TASK BRIEF:
Find each line containing the string "Borken". Copy it.

DATA TO USE:
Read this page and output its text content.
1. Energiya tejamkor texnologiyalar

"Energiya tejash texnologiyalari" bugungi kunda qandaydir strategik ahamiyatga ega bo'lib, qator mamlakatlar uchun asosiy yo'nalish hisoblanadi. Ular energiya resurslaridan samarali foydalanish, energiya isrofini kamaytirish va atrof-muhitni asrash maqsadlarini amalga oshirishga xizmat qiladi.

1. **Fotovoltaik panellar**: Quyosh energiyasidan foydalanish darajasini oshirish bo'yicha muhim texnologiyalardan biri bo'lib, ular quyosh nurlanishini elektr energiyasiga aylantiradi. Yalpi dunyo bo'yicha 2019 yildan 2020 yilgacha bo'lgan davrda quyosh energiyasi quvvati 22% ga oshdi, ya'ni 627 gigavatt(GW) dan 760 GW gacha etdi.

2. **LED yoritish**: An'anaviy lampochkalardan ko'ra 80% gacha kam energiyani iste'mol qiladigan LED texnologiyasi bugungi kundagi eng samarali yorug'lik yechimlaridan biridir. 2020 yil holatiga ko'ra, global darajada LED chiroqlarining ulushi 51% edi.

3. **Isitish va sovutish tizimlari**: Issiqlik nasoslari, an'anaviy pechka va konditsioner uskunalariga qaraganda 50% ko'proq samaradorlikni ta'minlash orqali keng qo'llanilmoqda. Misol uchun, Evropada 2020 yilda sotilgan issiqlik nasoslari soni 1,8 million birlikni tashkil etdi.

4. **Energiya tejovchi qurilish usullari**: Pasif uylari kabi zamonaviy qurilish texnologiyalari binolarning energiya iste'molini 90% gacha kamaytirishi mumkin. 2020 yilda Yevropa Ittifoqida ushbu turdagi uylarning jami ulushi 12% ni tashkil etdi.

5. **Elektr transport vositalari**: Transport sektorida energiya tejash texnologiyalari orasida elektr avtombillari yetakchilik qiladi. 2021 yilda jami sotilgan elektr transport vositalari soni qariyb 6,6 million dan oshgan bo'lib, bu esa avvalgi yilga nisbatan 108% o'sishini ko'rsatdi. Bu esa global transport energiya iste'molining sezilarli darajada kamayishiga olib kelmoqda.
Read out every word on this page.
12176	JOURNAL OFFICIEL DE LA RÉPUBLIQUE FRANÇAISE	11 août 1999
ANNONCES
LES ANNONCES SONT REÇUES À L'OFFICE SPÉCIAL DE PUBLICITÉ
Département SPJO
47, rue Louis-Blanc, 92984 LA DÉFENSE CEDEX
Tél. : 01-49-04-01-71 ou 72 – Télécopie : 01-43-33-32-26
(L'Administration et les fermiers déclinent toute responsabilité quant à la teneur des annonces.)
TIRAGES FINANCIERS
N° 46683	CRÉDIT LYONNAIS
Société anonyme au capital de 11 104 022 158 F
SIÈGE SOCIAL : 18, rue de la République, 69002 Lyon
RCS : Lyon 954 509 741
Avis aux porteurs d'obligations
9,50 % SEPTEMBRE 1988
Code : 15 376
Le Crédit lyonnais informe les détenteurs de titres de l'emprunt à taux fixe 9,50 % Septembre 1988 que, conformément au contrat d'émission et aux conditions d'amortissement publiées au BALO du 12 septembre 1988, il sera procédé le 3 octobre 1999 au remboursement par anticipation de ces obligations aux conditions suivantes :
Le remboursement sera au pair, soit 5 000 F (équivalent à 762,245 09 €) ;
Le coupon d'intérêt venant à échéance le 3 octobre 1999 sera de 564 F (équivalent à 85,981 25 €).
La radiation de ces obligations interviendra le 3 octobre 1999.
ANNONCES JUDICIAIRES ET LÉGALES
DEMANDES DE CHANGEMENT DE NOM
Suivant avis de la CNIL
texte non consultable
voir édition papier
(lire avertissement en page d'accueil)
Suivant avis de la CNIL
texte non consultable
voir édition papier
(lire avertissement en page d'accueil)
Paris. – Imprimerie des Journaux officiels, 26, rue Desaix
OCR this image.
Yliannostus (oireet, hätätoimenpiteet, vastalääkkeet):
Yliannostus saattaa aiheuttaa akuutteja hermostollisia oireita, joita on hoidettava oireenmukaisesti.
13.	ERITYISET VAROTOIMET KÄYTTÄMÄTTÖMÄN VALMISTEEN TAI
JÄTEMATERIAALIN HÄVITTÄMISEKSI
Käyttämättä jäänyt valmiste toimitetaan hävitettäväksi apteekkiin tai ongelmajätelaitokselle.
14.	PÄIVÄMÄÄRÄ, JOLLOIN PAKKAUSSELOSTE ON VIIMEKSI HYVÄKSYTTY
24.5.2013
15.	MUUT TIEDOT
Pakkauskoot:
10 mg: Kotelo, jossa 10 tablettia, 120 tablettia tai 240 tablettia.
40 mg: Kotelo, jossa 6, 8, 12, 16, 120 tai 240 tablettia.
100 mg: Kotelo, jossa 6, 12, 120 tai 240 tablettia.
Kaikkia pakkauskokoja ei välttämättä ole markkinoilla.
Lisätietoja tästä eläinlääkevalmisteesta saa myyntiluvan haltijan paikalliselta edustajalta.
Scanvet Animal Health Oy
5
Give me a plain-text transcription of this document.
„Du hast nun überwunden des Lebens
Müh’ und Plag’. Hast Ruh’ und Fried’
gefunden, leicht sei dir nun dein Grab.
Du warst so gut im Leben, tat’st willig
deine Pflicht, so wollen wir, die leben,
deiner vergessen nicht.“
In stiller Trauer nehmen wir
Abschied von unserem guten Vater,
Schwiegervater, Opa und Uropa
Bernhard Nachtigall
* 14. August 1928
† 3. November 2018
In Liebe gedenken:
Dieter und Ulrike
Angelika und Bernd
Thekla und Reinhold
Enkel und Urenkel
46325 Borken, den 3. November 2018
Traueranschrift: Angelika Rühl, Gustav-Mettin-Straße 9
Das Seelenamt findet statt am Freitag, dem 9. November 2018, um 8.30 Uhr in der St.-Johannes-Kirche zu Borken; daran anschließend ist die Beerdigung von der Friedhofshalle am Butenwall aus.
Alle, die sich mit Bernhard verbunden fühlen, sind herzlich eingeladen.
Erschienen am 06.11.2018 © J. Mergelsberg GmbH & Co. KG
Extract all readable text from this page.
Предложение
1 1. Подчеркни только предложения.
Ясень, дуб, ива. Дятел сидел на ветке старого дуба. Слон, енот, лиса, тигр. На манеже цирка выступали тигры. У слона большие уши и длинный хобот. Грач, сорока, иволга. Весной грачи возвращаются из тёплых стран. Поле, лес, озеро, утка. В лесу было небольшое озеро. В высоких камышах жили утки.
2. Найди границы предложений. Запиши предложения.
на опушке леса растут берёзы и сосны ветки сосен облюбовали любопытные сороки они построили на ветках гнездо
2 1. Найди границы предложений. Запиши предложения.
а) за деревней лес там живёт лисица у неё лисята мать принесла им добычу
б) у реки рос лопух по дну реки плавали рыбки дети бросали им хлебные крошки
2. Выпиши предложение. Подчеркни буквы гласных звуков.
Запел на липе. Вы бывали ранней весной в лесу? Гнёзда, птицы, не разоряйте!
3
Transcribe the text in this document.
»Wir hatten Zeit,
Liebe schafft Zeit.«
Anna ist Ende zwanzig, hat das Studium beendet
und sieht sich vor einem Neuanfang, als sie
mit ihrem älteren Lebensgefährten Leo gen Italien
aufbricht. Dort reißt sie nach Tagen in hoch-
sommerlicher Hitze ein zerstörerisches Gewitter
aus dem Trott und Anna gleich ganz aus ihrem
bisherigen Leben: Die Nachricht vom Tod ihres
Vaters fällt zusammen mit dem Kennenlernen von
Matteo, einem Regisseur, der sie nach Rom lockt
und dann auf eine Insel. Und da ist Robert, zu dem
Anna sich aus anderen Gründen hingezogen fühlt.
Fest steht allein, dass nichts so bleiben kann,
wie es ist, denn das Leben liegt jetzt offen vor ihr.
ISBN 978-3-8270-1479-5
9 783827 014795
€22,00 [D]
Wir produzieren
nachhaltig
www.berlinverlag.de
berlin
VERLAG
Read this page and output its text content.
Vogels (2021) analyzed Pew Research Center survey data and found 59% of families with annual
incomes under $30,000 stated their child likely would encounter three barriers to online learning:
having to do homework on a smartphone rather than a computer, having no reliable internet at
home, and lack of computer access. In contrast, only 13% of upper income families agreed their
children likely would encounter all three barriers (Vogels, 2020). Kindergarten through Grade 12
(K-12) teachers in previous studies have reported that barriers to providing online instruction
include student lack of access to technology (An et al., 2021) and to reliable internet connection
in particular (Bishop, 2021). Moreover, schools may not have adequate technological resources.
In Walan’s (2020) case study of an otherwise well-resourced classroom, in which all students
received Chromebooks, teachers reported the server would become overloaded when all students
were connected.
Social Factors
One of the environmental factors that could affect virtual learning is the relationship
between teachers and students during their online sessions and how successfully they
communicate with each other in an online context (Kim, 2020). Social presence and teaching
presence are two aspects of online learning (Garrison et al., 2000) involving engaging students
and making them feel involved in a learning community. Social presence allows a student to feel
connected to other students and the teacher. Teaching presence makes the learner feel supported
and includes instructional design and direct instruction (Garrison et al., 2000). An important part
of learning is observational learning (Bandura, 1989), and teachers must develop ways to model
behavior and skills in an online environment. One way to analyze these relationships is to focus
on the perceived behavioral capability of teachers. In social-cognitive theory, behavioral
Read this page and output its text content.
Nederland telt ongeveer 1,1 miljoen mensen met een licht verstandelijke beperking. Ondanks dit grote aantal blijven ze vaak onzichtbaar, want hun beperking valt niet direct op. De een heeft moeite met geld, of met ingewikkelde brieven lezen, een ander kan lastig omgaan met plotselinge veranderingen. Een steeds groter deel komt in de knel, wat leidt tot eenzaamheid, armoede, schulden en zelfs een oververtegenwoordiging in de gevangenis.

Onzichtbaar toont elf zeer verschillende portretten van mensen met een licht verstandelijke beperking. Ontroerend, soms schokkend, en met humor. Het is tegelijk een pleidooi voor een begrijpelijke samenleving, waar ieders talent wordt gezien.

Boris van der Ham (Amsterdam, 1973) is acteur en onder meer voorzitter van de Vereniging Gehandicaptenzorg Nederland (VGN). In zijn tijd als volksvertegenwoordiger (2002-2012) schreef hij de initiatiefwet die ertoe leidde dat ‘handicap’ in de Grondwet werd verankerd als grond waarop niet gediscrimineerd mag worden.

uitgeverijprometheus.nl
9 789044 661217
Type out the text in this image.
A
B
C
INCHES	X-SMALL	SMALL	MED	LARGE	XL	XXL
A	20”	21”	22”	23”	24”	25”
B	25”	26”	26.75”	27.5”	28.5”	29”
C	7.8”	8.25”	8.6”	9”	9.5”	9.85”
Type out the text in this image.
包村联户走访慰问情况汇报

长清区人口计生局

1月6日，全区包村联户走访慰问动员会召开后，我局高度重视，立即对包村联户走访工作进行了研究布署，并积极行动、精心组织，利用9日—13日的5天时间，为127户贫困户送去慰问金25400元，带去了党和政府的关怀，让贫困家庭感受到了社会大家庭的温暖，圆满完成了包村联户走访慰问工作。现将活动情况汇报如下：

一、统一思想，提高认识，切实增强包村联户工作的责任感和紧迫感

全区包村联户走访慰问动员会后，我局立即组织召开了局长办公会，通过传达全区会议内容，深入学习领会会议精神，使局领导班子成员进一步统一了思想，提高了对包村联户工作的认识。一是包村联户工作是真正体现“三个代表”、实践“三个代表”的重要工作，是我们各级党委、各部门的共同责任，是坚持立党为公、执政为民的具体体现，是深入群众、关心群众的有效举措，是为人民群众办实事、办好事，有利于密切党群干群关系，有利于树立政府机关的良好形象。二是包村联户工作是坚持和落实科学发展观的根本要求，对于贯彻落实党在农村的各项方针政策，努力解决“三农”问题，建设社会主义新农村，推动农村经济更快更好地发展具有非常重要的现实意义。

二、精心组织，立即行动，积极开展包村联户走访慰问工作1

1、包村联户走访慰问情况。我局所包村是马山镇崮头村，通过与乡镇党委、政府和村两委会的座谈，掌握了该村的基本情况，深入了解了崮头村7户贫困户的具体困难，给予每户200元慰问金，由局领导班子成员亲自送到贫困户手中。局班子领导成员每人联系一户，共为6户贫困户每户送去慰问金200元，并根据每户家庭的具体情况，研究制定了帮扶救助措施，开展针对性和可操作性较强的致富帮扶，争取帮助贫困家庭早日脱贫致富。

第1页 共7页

WRITTEN REPLY:
46325 Borken, den 3. November 2018
Das Seelenamt findet statt am Freitag, dem 9. November 2018, um 8.30 Uhr in der St.-Johannes-Kirche zu Borken; daran anschließend ist die Beerdigung von der Friedhofshalle am Butenwall aus.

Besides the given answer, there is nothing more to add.